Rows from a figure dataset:
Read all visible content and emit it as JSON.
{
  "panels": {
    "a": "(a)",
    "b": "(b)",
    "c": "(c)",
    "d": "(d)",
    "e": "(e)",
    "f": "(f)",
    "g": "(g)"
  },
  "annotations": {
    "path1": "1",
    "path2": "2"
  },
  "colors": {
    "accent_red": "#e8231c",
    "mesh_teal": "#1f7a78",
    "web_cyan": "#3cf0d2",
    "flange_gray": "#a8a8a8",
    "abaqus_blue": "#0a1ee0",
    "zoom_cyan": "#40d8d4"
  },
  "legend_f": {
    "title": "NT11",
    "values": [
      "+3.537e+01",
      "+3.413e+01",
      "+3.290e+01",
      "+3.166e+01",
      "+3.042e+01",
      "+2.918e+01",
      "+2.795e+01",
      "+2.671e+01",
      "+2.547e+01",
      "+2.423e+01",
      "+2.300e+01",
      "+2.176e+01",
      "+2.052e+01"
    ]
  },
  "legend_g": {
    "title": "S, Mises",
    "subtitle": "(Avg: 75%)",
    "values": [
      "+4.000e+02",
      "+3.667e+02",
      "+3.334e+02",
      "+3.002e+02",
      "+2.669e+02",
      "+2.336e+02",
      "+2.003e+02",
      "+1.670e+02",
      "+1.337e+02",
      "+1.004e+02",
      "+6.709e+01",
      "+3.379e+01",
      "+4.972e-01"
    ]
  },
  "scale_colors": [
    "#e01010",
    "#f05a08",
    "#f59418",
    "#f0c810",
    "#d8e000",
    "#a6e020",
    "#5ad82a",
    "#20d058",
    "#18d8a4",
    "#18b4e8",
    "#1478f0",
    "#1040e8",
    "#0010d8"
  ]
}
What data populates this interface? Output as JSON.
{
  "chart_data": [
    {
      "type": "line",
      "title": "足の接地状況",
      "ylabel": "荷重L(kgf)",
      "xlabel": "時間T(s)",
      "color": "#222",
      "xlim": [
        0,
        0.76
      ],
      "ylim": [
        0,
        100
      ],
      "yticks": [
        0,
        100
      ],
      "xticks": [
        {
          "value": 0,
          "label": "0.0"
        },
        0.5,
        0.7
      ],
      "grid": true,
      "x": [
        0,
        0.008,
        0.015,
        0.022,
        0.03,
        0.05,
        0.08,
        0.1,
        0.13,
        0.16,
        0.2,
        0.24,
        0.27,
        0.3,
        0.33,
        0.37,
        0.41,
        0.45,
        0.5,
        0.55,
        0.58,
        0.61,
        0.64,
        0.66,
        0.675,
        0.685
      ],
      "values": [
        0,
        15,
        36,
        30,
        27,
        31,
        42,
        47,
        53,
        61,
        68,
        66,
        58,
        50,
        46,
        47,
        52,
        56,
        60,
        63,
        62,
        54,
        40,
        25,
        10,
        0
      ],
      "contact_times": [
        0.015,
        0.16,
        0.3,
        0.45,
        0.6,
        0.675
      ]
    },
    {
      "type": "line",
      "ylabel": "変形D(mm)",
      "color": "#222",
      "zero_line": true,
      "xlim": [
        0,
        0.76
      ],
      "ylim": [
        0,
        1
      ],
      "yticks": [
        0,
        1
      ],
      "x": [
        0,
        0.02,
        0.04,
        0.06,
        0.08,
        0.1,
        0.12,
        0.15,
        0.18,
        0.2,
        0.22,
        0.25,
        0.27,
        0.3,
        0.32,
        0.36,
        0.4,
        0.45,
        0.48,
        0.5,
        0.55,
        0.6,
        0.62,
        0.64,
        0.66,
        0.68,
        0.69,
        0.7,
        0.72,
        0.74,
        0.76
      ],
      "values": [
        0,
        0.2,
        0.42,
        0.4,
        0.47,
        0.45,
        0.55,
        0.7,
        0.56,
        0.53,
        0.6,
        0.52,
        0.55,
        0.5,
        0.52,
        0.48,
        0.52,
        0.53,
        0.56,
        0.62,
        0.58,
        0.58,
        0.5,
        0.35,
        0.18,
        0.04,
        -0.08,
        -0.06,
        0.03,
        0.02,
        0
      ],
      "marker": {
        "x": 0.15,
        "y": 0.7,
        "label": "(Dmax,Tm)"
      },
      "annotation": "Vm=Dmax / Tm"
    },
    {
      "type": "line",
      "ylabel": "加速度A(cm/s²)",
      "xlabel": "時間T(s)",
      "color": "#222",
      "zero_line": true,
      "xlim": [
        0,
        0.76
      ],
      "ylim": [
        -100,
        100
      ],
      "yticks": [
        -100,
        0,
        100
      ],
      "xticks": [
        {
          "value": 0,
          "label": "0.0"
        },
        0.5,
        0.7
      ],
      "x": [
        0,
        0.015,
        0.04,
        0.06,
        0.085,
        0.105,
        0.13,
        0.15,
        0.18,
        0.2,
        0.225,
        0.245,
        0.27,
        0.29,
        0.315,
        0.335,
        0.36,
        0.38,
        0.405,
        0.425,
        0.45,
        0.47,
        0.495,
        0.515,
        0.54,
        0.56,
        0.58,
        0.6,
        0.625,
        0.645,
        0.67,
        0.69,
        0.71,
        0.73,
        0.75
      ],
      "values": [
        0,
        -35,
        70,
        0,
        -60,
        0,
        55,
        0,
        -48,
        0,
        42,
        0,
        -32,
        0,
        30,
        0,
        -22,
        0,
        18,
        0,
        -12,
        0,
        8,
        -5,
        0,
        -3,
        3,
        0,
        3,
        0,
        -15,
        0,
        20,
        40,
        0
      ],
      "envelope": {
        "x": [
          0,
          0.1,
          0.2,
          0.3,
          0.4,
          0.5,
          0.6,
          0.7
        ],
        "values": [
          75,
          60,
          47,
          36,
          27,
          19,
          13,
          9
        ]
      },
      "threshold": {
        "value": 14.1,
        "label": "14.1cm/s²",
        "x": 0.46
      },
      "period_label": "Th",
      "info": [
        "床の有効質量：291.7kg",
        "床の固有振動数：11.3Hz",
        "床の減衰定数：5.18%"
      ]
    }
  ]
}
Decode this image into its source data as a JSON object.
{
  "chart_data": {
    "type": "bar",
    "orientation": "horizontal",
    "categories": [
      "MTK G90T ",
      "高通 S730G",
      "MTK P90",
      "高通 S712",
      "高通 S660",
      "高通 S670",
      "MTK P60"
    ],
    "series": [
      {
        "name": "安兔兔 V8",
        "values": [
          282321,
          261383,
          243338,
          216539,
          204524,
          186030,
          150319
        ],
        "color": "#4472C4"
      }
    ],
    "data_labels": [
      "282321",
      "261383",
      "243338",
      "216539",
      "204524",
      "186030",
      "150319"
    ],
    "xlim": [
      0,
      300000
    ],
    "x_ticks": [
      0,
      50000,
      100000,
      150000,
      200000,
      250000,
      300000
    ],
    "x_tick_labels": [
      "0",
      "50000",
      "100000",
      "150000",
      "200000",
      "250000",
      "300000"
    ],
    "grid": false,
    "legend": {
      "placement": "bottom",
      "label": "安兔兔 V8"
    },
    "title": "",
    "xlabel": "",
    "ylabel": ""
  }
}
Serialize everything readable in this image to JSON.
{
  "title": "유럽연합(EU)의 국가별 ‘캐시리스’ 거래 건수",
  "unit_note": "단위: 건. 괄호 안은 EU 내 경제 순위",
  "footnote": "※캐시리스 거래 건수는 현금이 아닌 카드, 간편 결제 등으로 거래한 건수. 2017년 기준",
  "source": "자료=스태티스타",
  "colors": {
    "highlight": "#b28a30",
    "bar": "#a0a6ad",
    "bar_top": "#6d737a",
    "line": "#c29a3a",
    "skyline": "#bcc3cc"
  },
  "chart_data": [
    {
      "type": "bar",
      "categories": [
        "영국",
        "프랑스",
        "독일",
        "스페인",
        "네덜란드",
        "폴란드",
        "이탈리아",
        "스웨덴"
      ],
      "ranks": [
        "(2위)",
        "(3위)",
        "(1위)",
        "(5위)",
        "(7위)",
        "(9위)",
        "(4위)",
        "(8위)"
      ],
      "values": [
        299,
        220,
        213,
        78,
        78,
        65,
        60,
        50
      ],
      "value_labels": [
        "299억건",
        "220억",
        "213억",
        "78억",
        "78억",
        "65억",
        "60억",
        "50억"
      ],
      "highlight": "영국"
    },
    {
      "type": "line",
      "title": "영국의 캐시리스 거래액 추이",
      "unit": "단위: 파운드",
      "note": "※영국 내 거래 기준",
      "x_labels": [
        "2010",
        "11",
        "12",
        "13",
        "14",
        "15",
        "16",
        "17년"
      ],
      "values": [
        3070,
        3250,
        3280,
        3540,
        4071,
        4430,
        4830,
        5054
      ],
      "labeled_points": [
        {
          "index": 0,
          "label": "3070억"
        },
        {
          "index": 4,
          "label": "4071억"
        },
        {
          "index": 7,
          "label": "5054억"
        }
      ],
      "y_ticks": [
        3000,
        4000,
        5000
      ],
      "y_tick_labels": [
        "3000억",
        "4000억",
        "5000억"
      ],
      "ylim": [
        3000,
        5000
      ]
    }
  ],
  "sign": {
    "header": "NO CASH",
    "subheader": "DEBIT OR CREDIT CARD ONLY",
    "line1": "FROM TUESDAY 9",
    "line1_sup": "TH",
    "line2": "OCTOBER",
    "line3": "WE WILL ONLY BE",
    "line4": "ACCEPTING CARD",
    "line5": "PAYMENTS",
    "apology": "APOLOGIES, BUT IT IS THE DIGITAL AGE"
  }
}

▶ [THE REQUEST] From the records above, pick out and copy each line holding the word "ONLY".

▶ [EXPECTED ANSWER]
    "subheader": "DEBIT OR CREDIT CARD ONLY",
    "line3": "WE WILL ONLY BE",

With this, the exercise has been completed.